> **AIM**
Reproduce all entries verbatim, with nothing added or dropped.

> **MATERIAL FOR THIS EXERCISE**
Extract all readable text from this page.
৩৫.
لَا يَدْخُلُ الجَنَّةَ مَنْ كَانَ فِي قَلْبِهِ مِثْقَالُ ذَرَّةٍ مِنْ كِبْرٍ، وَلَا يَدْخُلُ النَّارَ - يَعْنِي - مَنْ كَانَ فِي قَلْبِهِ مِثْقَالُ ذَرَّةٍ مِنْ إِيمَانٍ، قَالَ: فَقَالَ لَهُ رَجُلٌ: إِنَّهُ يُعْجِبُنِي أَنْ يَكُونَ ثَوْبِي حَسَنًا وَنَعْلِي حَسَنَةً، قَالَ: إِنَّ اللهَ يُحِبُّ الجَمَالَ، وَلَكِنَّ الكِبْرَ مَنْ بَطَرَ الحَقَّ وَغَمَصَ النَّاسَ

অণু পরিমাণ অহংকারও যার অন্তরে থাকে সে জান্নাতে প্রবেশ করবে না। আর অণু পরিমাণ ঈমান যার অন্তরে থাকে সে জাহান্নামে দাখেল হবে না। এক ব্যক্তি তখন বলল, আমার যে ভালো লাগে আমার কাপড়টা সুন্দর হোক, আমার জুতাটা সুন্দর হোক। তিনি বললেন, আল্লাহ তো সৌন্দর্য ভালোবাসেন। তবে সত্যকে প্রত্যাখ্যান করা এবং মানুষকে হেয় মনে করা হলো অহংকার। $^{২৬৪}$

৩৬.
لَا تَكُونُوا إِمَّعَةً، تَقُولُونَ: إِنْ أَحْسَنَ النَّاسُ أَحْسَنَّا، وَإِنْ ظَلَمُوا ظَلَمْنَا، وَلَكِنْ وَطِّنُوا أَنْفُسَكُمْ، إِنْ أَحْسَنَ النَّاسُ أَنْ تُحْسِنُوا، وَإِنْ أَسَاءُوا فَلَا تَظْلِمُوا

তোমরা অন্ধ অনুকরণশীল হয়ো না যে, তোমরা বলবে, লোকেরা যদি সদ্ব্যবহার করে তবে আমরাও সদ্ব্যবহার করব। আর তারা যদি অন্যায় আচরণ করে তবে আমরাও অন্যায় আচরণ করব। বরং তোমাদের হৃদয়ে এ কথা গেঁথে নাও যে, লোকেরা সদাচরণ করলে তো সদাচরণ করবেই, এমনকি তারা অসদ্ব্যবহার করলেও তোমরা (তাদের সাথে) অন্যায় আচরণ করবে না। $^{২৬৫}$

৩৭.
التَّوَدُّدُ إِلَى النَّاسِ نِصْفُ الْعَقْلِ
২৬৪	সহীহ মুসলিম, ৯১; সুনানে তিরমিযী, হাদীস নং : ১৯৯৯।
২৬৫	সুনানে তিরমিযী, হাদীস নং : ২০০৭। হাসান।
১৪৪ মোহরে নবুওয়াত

> **PROBLEM SOLUTION**
Extract all readable text from this page.
৩৫.
لَا يَدْخُلُ الجَنَّةَ مَنْ كَانَ فِي قَلْبِهِ مِثْقَالُ ذَرَّةٍ مِنْ كِبْرٍ، وَلَا يَدْخُلُ النَّارَ - يَعْنِي - مَنْ كَانَ فِي قَلْبِهِ مِثْقَالُ ذَرَّةٍ مِنْ إِيمَانٍ، قَالَ: فَقَالَ لَهُ رَجُلٌ: إِنَّهُ يُعْجِبُنِي أَنْ يَكُونَ ثَوْبِي حَسَنًا وَنَعْلِي حَسَنَةً، قَالَ: إِنَّ اللهَ يُحِبُّ الجَمَالَ، وَلَكِنَّ الكِبْرَ مَنْ بَطَرَ الحَقَّ وَغَمَصَ النَّاسَ

অণু পরিমাণ অহংকারও যার অন্তরে থাকে সে জান্নাতে প্রবেশ করবে না। আর অণু পরিমাণ ঈমান যার অন্তরে থাকে সে জাহান্নামে দাখেল হবে না। এক ব্যক্তি তখন বলল, আমার যে ভালো লাগে আমার কাপড়টা সুন্দর হোক, আমার জুতাটা সুন্দর হোক। তিনি বললেন, আল্লাহ তো সৌন্দর্য ভালোবাসেন। তবে সত্যকে প্রত্যাখ্যান করা এবং মানুষকে হেয় মনে করা হলো অহংকার। $^{২৬৪}$

৩৬.
لَا تَكُونُوا إِمَّعَةً، تَقُولُونَ: إِنْ أَحْسَنَ النَّاسُ أَحْسَنَّا، وَإِنْ ظَلَمُوا ظَلَمْنَا، وَلَكِنْ وَطِّنُوا أَنْفُسَكُمْ، إِنْ أَحْسَنَ النَّاسُ أَنْ تُحْسِنُوا، وَإِنْ أَسَاءُوا فَلَا تَظْلِمُوا

তোমরা অন্ধ অনুকরণশীল হয়ো না যে, তোমরা বলবে, লোকেরা যদি সদ্ব্যবহার করে তবে আমরাও সদ্ব্যবহার করব। আর তারা যদি অন্যায় আচরণ করে তবে আমরাও অন্যায় আচরণ করব। বরং তোমাদের হৃদয়ে এ কথা গেঁথে নাও যে, লোকেরা সদাচরণ করলে তো সদাচরণ করবেই, এমনকি তারা অসদ্ব্যবহার করলেও তোমরা (তাদের সাথে) অন্যায় আচরণ করবে না। $^{২৬৫}$

৩৭.
التَّوَدُّدُ إِلَى النَّاسِ نِصْفُ الْعَقْلِ
২৬৪	সহীহ মুসলিম, ৯১; সুনানে তিরমিযী, হাদীস নং : ১৯৯৯।
২৬৫	সুনানে তিরমিযী, হাদীস নং : ২০০৭। হাসান।
১৪৪ মোহরে নবুওয়াত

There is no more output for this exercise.